GIVEN TASK: Search the material below for the string "this" and list each line that holds it.

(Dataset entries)
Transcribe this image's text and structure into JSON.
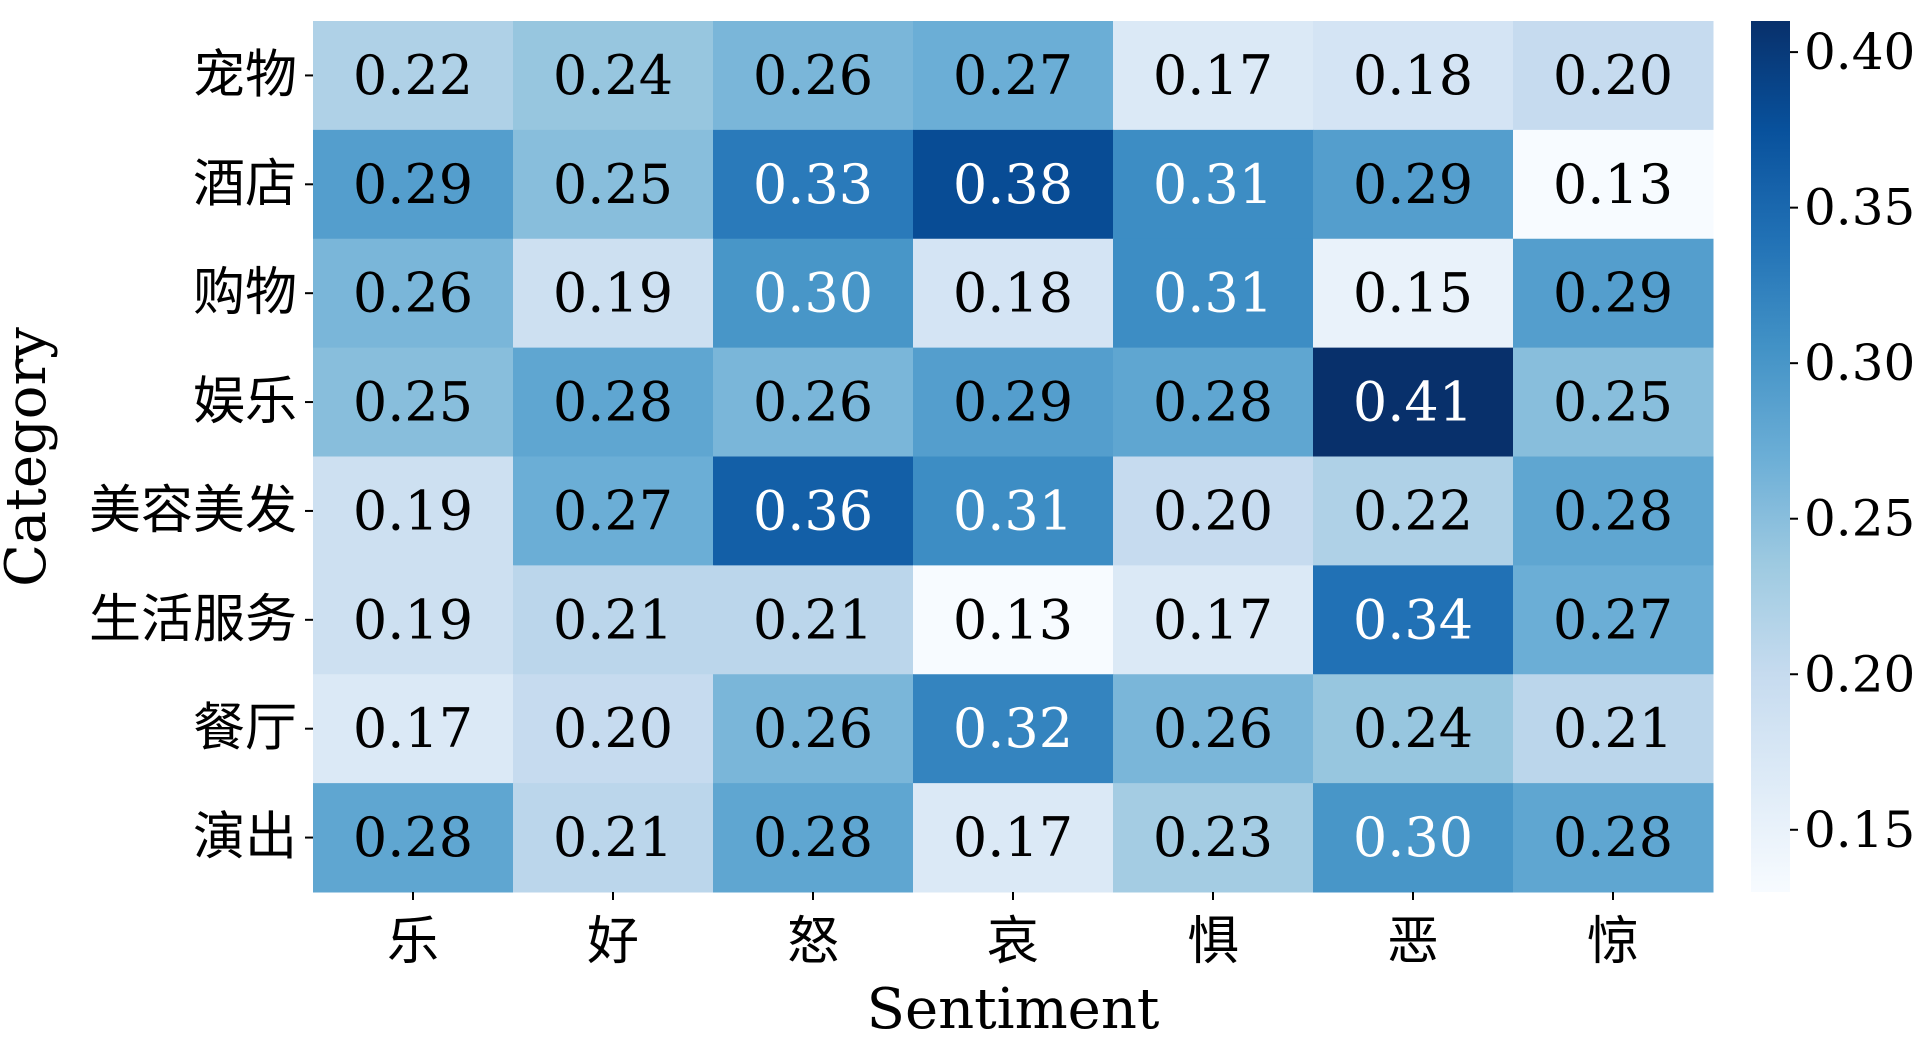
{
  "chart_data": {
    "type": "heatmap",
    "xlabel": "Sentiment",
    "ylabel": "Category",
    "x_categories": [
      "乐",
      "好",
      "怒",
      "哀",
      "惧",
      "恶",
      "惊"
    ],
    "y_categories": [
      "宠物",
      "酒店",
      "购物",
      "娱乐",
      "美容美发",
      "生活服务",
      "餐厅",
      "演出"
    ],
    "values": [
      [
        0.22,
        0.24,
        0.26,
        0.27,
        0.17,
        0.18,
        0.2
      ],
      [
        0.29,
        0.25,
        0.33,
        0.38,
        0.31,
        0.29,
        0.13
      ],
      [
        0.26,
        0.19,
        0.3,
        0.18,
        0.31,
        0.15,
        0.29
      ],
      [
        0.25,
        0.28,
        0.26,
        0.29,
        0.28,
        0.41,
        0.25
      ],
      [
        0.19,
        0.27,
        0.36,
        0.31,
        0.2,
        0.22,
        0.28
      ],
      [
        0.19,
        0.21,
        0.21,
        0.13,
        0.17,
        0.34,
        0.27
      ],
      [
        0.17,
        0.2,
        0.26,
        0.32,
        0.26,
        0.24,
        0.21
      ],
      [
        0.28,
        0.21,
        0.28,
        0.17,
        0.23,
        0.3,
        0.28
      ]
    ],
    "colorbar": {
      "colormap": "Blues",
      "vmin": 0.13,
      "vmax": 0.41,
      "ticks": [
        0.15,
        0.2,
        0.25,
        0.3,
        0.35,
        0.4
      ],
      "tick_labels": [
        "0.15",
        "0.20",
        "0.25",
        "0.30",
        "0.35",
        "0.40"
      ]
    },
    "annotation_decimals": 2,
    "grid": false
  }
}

* * *

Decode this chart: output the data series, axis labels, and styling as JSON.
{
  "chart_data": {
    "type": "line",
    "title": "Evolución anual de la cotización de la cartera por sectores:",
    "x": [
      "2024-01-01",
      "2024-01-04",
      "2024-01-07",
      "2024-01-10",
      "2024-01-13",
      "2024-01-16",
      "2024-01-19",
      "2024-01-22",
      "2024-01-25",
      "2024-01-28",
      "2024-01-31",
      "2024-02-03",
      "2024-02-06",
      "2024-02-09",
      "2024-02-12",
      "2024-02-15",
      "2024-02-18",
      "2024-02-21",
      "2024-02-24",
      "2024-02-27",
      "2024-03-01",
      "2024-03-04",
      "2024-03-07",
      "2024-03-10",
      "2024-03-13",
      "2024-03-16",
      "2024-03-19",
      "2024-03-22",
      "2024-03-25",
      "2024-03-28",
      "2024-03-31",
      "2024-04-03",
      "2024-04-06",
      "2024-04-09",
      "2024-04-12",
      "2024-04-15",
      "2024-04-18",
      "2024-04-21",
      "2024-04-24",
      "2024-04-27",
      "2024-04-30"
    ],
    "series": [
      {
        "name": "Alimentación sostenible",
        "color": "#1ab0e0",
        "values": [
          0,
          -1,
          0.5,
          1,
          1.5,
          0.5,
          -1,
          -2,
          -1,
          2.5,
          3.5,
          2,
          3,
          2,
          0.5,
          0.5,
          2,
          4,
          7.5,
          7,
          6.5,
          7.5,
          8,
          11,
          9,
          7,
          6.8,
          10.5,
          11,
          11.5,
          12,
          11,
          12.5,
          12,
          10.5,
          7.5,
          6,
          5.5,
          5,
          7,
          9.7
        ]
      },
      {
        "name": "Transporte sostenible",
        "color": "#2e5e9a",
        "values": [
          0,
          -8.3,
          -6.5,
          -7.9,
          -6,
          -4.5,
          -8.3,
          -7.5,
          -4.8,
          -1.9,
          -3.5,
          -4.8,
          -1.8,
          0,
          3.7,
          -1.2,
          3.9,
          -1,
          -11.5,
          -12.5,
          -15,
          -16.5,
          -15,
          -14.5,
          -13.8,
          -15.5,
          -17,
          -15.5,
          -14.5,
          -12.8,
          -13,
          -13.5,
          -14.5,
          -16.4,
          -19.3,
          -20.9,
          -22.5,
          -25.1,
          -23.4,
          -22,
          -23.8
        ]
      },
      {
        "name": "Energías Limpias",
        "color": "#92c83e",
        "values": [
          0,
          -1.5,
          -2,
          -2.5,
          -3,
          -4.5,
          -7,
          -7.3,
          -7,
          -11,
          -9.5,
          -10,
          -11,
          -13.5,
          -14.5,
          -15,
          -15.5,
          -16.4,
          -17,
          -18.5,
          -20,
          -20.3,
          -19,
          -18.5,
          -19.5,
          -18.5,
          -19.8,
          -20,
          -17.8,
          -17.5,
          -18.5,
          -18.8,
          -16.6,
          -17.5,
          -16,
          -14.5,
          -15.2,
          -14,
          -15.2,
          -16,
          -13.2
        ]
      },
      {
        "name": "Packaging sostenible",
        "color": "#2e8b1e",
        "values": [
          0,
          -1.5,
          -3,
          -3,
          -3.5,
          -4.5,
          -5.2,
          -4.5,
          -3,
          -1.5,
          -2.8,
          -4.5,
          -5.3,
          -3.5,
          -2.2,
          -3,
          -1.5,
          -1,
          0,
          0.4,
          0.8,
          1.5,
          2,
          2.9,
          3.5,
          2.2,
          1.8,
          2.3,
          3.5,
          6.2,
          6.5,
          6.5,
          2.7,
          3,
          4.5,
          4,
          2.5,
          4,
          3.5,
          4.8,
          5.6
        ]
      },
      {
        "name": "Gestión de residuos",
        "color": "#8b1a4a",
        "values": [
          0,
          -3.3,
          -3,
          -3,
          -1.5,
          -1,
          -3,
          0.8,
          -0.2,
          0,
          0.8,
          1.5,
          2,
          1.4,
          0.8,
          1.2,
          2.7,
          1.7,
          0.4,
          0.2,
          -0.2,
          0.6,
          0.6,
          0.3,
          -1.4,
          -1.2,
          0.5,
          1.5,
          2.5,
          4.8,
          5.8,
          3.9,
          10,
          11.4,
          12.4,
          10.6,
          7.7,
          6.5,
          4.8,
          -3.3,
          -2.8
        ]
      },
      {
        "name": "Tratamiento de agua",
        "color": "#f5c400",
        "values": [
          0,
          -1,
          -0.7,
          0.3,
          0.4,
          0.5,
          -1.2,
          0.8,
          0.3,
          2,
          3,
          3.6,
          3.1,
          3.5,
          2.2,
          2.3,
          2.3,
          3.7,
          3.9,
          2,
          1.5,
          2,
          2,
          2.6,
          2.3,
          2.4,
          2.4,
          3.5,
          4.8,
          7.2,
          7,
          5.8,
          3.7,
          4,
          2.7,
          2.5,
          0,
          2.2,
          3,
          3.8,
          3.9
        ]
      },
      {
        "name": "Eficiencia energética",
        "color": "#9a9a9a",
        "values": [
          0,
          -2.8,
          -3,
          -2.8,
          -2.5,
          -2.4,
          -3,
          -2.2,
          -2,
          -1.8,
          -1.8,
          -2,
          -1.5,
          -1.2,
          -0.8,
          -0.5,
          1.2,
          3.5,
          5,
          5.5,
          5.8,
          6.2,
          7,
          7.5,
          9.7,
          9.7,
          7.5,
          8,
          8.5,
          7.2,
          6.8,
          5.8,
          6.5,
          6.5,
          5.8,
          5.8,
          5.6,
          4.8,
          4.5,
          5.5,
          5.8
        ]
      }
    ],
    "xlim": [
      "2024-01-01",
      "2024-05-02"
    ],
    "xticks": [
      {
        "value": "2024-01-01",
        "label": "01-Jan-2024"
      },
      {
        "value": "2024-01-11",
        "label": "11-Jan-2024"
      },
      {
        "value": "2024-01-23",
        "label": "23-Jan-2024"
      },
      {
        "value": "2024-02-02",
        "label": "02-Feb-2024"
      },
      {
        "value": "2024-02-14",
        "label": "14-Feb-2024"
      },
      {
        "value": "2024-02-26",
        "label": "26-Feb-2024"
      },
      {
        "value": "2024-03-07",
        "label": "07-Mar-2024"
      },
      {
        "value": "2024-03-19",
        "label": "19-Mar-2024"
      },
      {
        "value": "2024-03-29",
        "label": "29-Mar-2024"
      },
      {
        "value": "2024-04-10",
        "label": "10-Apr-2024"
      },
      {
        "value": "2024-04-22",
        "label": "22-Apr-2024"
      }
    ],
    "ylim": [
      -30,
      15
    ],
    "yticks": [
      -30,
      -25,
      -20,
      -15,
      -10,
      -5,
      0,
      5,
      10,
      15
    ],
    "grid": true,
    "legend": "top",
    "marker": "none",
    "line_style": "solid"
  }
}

WRITTEN REPLY:
Transcribe this image's text and structure into JSON.
Decode this chart: output the data series, axis labels, and styling as JSON.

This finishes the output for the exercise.